Tally the lines containing the word "screenshot" and give the total alone.

----------------

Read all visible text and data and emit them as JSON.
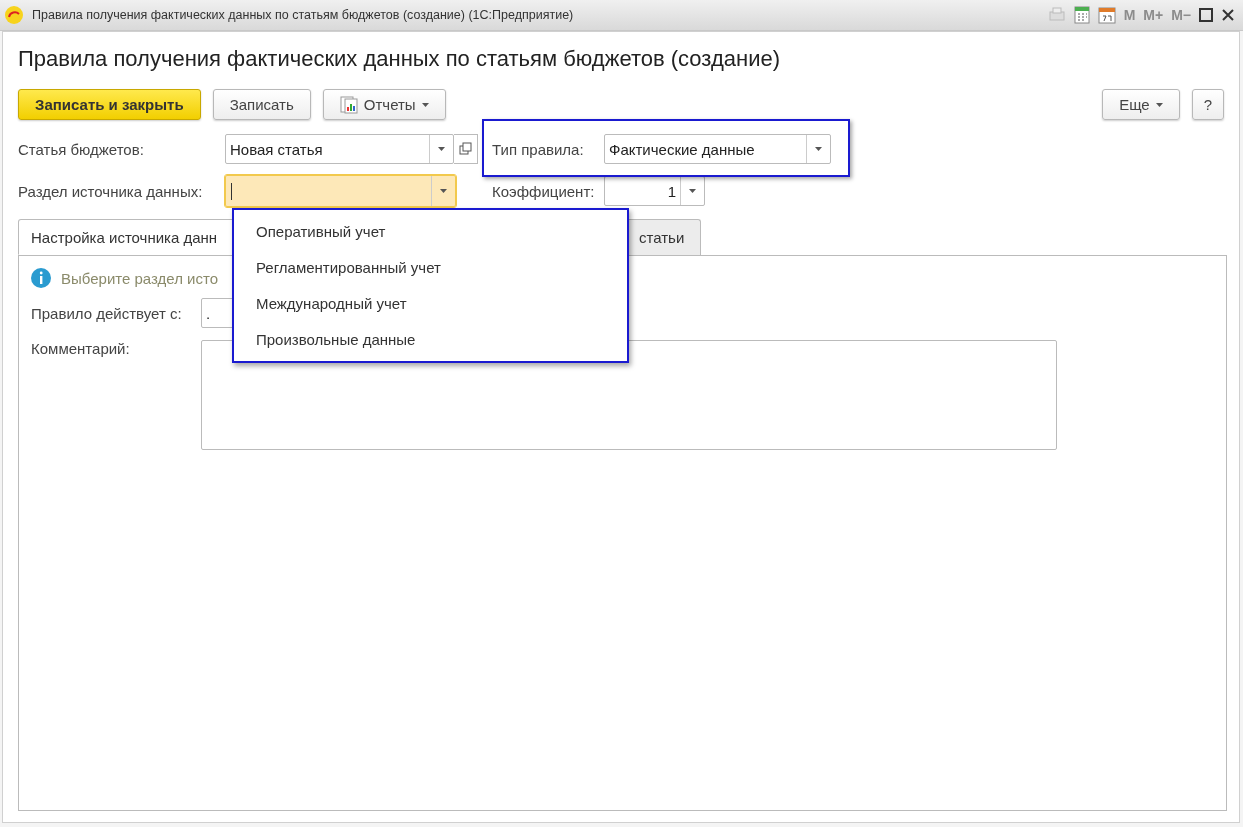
{
  "window": {
    "title": "Правила получения фактических данных по статьям бюджетов (создание)  (1С:Предприятие)",
    "tools": [
      "M",
      "M+",
      "M−"
    ]
  },
  "heading": "Правила получения фактических данных по статьям бюджетов (создание)",
  "toolbar": {
    "buttons": [
      {
        "label": "Записать и закрыть",
        "kind": "primary"
      },
      {
        "label": "Записать",
        "kind": "plain"
      },
      {
        "label": "Отчеты",
        "kind": "menu"
      }
    ],
    "more": "Еще",
    "help": "?"
  },
  "fields": {
    "budget_item": {
      "label": "Статья бюджетов:",
      "value": "Новая статья"
    },
    "rule_type": {
      "label": "Тип правила:",
      "value": "Фактические данные",
      "highlighted": true
    },
    "source_section": {
      "label": "Раздел источника данных:",
      "focused": true
    },
    "coefficient": {
      "label": "Коэффициент:",
      "value": "1"
    }
  },
  "tabs": [
    {
      "label": "Настройка источника данн",
      "selected": true
    },
    {
      "label": "статьи",
      "selected": false
    }
  ],
  "panel": {
    "info": "Выберите раздел исто",
    "valid_from": {
      "label": "Правило действует с:",
      "value": "."
    },
    "comment": {
      "label": "Комментарий:"
    }
  },
  "dropdown": {
    "highlighted": true,
    "options": [
      "Оперативный учет",
      "Регламентированный учет",
      "Международный учет",
      "Произвольные данные"
    ]
  }
}
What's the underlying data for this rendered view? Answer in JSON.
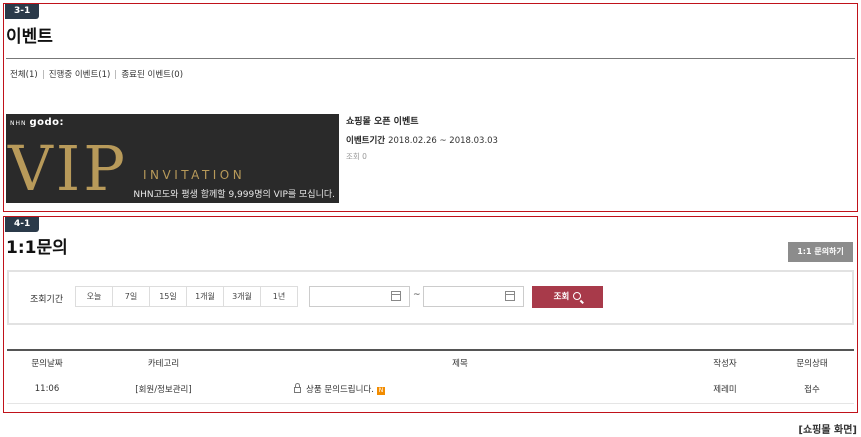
{
  "event_section": {
    "badge": "3-1",
    "title": "이벤트",
    "filters": [
      "전체(1)",
      "진행중 이벤트(1)",
      "종료된 이벤트(0)"
    ],
    "banner": {
      "brand_small": "NHN",
      "brand": "godo:",
      "vip": "VIP",
      "invitation": "INVITATION",
      "copy": "NHN고도와 평생 함께할 9,999명의 VIP를 모십니다."
    },
    "event": {
      "name": "쇼핑몰 오픈 이벤트",
      "period_label": "이벤트기간",
      "period_value": "2018.02.26 ~ 2018.03.03",
      "views": "조회 0"
    }
  },
  "inquiry_section": {
    "badge": "4-1",
    "title": "1:1문의",
    "ask_button": "1:1 문의하기",
    "search": {
      "label": "조회기간",
      "periods": [
        "오늘",
        "7일",
        "15일",
        "1개월",
        "3개월",
        "1년"
      ],
      "date_from": "",
      "date_to": "",
      "tilde": "~",
      "button": "조회"
    },
    "table": {
      "headers": {
        "date": "문의날짜",
        "category": "카테고리",
        "title": "제목",
        "author": "작성자",
        "status": "문의상태"
      },
      "rows": [
        {
          "date": "11:06",
          "category": "[회원/정보관리]",
          "title": "상품 문의드립니다.",
          "new_badge": "N",
          "author": "제레미",
          "status": "접수"
        }
      ]
    }
  },
  "caption": "[쇼핑몰 화면]",
  "colors": {
    "frame": "#c0121a",
    "badge": "#2b3a4a",
    "search_button": "#a83a4a",
    "ask_button": "#8c8c8c",
    "vip_gold": "#b89a5a"
  }
}
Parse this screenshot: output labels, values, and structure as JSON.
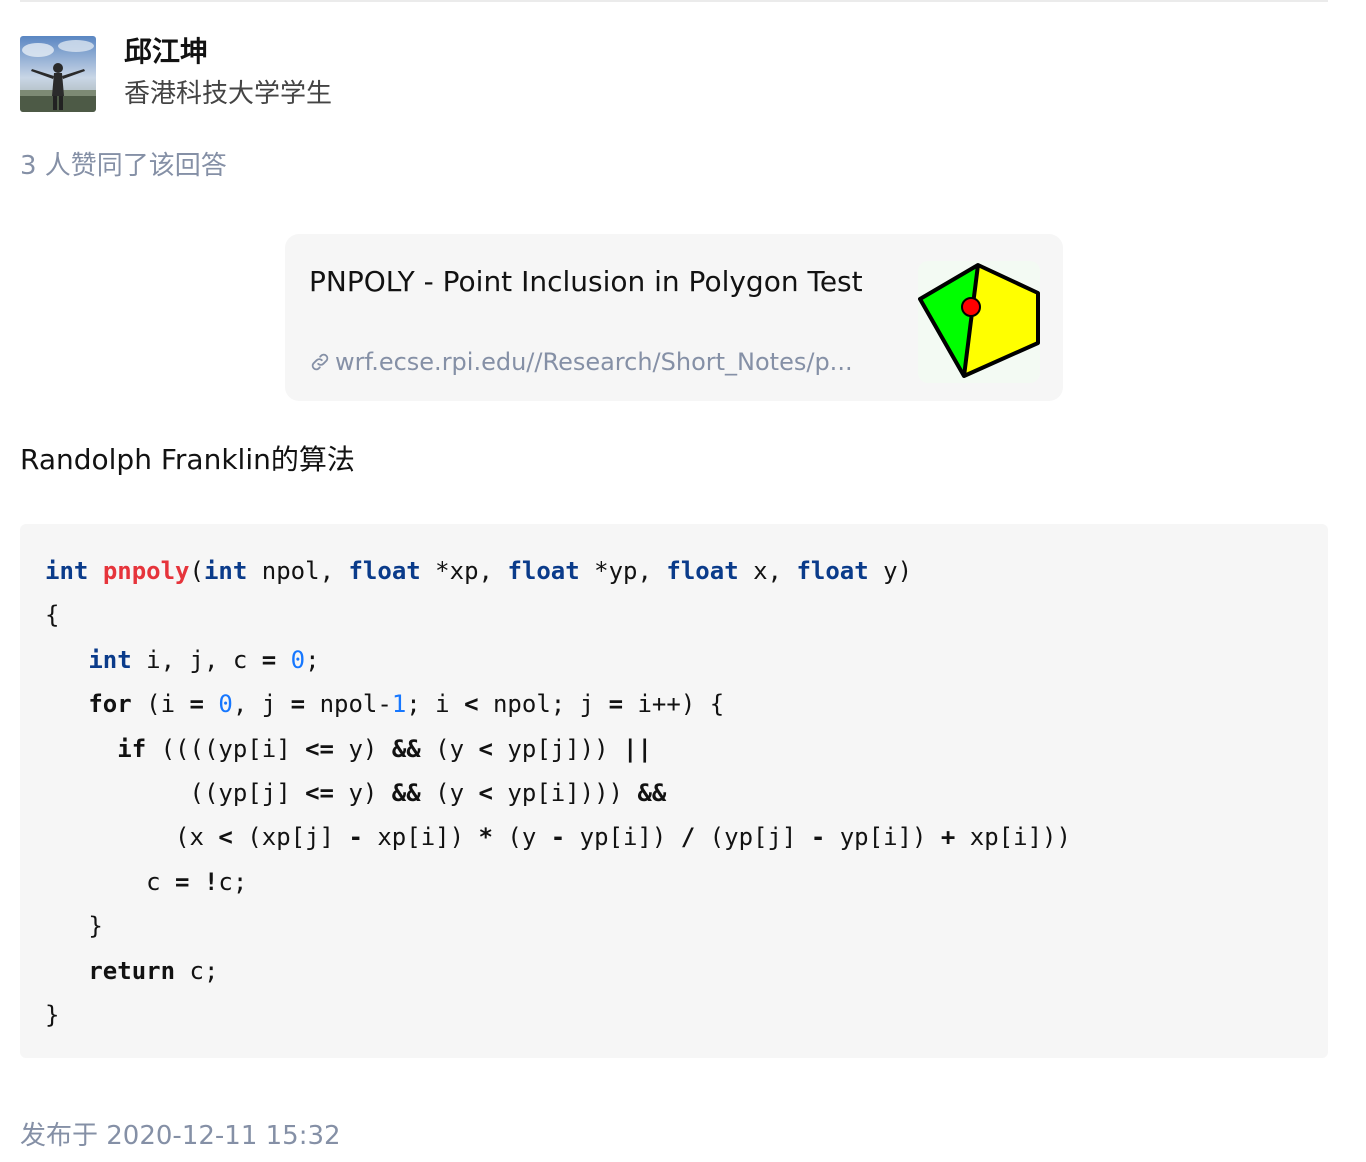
{
  "author": {
    "name": "邱江坤",
    "headline": "香港科技大学学生"
  },
  "votes": {
    "text": "3 人赞同了该回答"
  },
  "link_card": {
    "title": "PNPOLY - Point Inclusion in Polygon Test",
    "url": "wrf.ecse.rpi.edu//Research/Short_Notes/p...",
    "icon": "link-icon",
    "thumb_colors": {
      "left": "#00ff00",
      "right": "#ffff00",
      "point": "#ff0000",
      "stroke": "#000000"
    }
  },
  "paragraph": "Randolph Franklin的算法",
  "code": {
    "language": "c",
    "colors": {
      "keyword": "#0a3b8a",
      "function": "#e6343b",
      "number": "#1677ff"
    },
    "lines": [
      "int pnpoly(int npol, float *xp, float *yp, float x, float y)",
      "{",
      "   int i, j, c = 0;",
      "   for (i = 0, j = npol-1; i < npol; j = i++) {",
      "     if ((((yp[i] <= y) && (y < yp[j])) ||",
      "          ((yp[j] <= y) && (y < yp[i]))) &&",
      "         (x < (xp[j] - xp[i]) * (y - yp[i]) / (yp[j] - yp[i]) + xp[i]))",
      "       c = !c;",
      "   }",
      "   return c;",
      "}"
    ]
  },
  "footer": {
    "published": "发布于 2020-12-11 15:32"
  }
}
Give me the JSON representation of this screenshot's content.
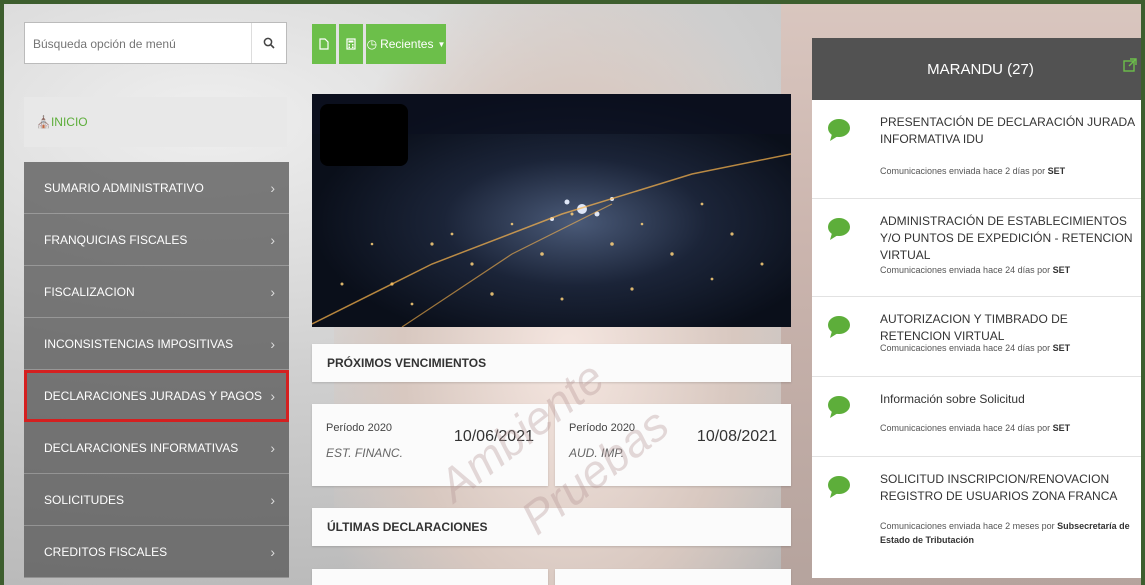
{
  "sidebar": {
    "search_placeholder": "Búsqueda opción de menú",
    "inicio_label": "INICIO",
    "items": [
      {
        "label": "SUMARIO ADMINISTRATIVO"
      },
      {
        "label": "FRANQUICIAS FISCALES"
      },
      {
        "label": "FISCALIZACION"
      },
      {
        "label": "INCONSISTENCIAS IMPOSITIVAS"
      },
      {
        "label": "DECLARACIONES JURADAS Y PAGOS"
      },
      {
        "label": "DECLARACIONES INFORMATIVAS"
      },
      {
        "label": "SOLICITUDES"
      },
      {
        "label": "CREDITOS FISCALES"
      }
    ],
    "chevron": "›"
  },
  "toolbar": {
    "recientes_label": "Recientes"
  },
  "vencimientos": {
    "title": "PRÓXIMOS VENCIMIENTOS",
    "items": [
      {
        "period": "Período 2020",
        "date": "10/06/2021",
        "desc": "EST. FINANC."
      },
      {
        "period": "Período 2020",
        "date": "10/08/2021",
        "desc": "AUD. IMP."
      }
    ]
  },
  "ultimas": {
    "title": "ÚLTIMAS DECLARACIONES"
  },
  "watermark": [
    "Ambiente",
    "Pruebas"
  ],
  "panel": {
    "title": "MARANDU (27)",
    "notifications": [
      {
        "title": "PRESENTACIÓN DE DECLARACIÓN JURADA INFORMATIVA IDU",
        "meta": "Comunicaciones enviada hace 2 días por",
        "by": "SET"
      },
      {
        "title": "ADMINISTRACIÓN DE ESTABLECIMIENTOS Y/O PUNTOS DE EXPEDICIÓN - RETENCION VIRTUAL",
        "meta": "Comunicaciones enviada hace 24 días por",
        "by": "SET"
      },
      {
        "title": "AUTORIZACION Y TIMBRADO DE RETENCION VIRTUAL",
        "meta": "Comunicaciones enviada hace 24 días por",
        "by": "SET"
      },
      {
        "title": "Información sobre Solicitud",
        "meta": "Comunicaciones enviada hace 24 días por",
        "by": "SET"
      },
      {
        "title": "SOLICITUD INSCRIPCION/RENOVACION REGISTRO DE USUARIOS ZONA FRANCA",
        "meta": "Comunicaciones enviada hace 2 meses por",
        "by": "Subsecretaría de Estado de Tributación"
      }
    ]
  },
  "colors": {
    "accent": "#6cbf4a",
    "highlight": "#d42020",
    "panel_header": "#525252"
  }
}
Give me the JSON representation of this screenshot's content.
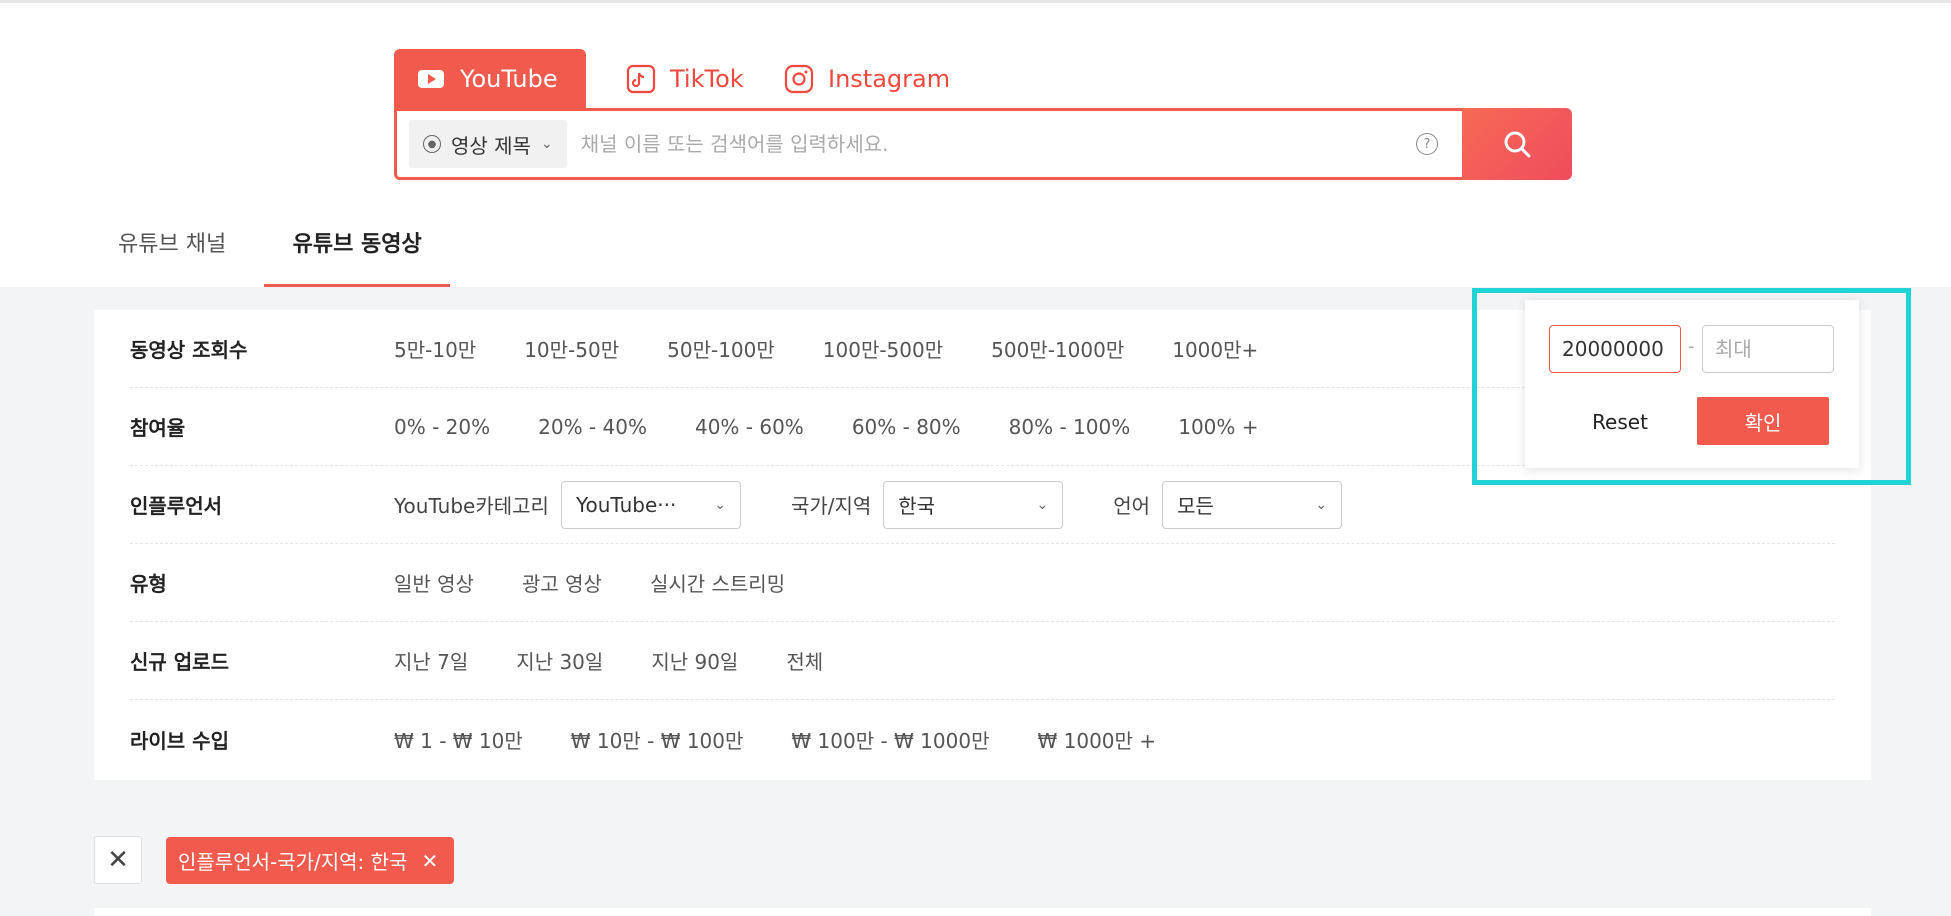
{
  "platform_tabs": [
    {
      "label": "YouTube",
      "icon": "youtube-icon"
    },
    {
      "label": "TikTok",
      "icon": "tiktok-icon"
    },
    {
      "label": "Instagram",
      "icon": "instagram-icon"
    }
  ],
  "search": {
    "type_label": "영상 제목",
    "placeholder": "채널 이름 또는 검색어를 입력하세요.",
    "help": "?"
  },
  "content_tabs": [
    "유튜브 채널",
    "유튜브 동영상"
  ],
  "filters": {
    "views": {
      "label": "동영상 조회수",
      "options": [
        "5만-10만",
        "10만-50만",
        "50만-100만",
        "100만-500만",
        "500만-1000만",
        "1000만+"
      ]
    },
    "engagement": {
      "label": "참여율",
      "options": [
        "0% - 20%",
        "20% - 40%",
        "40% - 60%",
        "60% - 80%",
        "80% - 100%",
        "100% +"
      ]
    },
    "influencer": {
      "label": "인플루언서",
      "category_label": "YouTube카테고리",
      "category_value": "YouTube···",
      "region_label": "국가/지역",
      "region_value": "한국",
      "language_label": "언어",
      "language_value": "모든"
    },
    "type": {
      "label": "유형",
      "options": [
        "일반 영상",
        "광고 영상",
        "실시간 스트리밍"
      ]
    },
    "upload": {
      "label": "신규 업로드",
      "options": [
        "지난 7일",
        "지난 30일",
        "지난 90일",
        "전체"
      ]
    },
    "live_revenue": {
      "label": "라이브 수입",
      "options": [
        "₩ 1 - ₩ 10만",
        "₩ 10만 - ₩ 100만",
        "₩ 100만 - ₩ 1000만",
        "₩ 1000만 +"
      ]
    }
  },
  "range_popover": {
    "min_value": "20000000",
    "dash": "-",
    "max_placeholder": "최대",
    "reset_label": "Reset",
    "confirm_label": "확인"
  },
  "active_chip": "인플루언서-국가/지역: 한국",
  "colors": {
    "accent": "#f25a4d",
    "highlight": "#22d3d6"
  }
}
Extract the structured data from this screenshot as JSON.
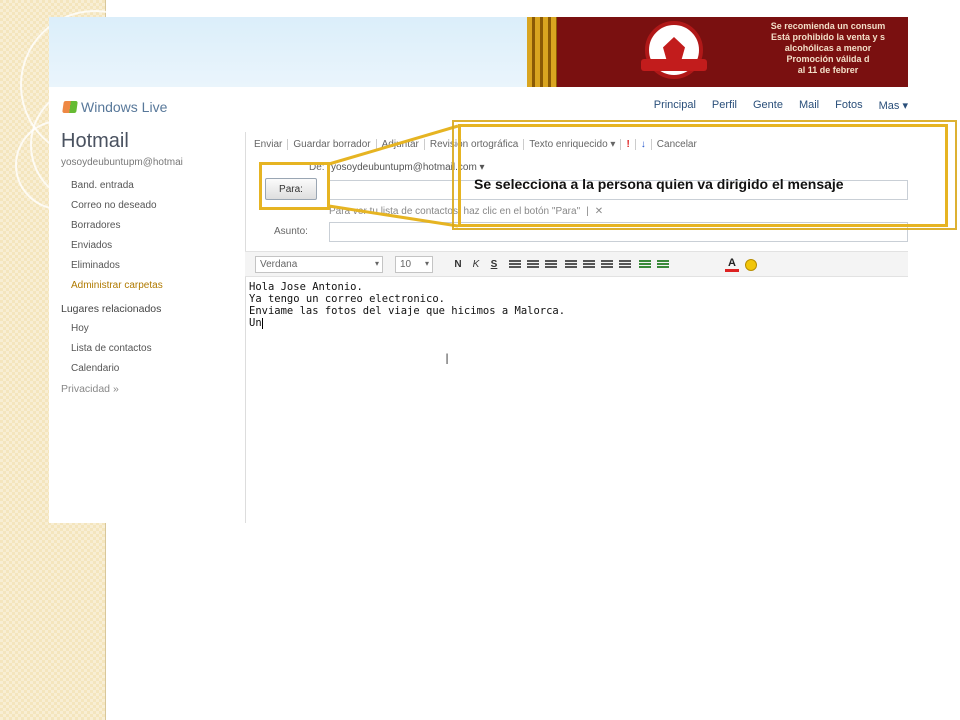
{
  "annotation": {
    "callout_text": "Se selecciona a la persona quien va dirigido el mensaje",
    "highlight_color": "#e6b422"
  },
  "banner": {
    "promo_lines": [
      "Se recomienda un consum",
      "Está prohibido la venta y s",
      "alcohólicas a menor",
      "Promoción válida d",
      "al 11 de febrer"
    ]
  },
  "nav": {
    "logo": "Windows Live",
    "links": [
      "Principal",
      "Perfil",
      "Gente",
      "Mail",
      "Fotos",
      "Mas ▾"
    ]
  },
  "sidebar": {
    "title": "Hotmail",
    "account": "yosoydeubuntupm@hotmai",
    "items": [
      {
        "label": "Band. entrada",
        "type": "sub"
      },
      {
        "label": "Correo no deseado",
        "type": "sub"
      },
      {
        "label": "Borradores",
        "type": "sub"
      },
      {
        "label": "Enviados",
        "type": "sub"
      },
      {
        "label": "Eliminados",
        "type": "sub"
      },
      {
        "label": "Administrar carpetas",
        "type": "sub"
      },
      {
        "label": "Lugares relacionados",
        "type": "head"
      },
      {
        "label": "Hoy",
        "type": "sub"
      },
      {
        "label": "Lista de contactos",
        "type": "sub"
      },
      {
        "label": "Calendario",
        "type": "sub"
      },
      {
        "label": "Privacidad »",
        "type": "head"
      }
    ]
  },
  "toolbar": {
    "items": [
      "Enviar",
      "Guardar borrador",
      "Adjuntar",
      "Revisión ortográfica",
      "Texto enriquecido ▾",
      "!",
      "↓",
      "Cancelar"
    ]
  },
  "compose": {
    "from_label": "De:",
    "from_value": "yosoydeubuntupm@hotmail.com ▾",
    "to_button": "Para:",
    "to_hint": "Para ver tu lista de contactos, haz clic en el botón \"Para\"",
    "to_hint_sep": "|",
    "to_hint_close": "✕",
    "subject_label": "Asunto:",
    "font_name": "Verdana",
    "font_size": "10",
    "format_bold": "N",
    "format_italic": "K",
    "format_underline": "S",
    "color_letter": "A",
    "body_lines": [
      "Hola Jose Antonio.",
      "",
      "Ya tengo un correo electronico.",
      "Enviame las fotos del viaje que hicimos a Malorca.",
      "",
      "Un"
    ],
    "cursor_glyph": "I"
  }
}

----------------

[Answer to this problem] 4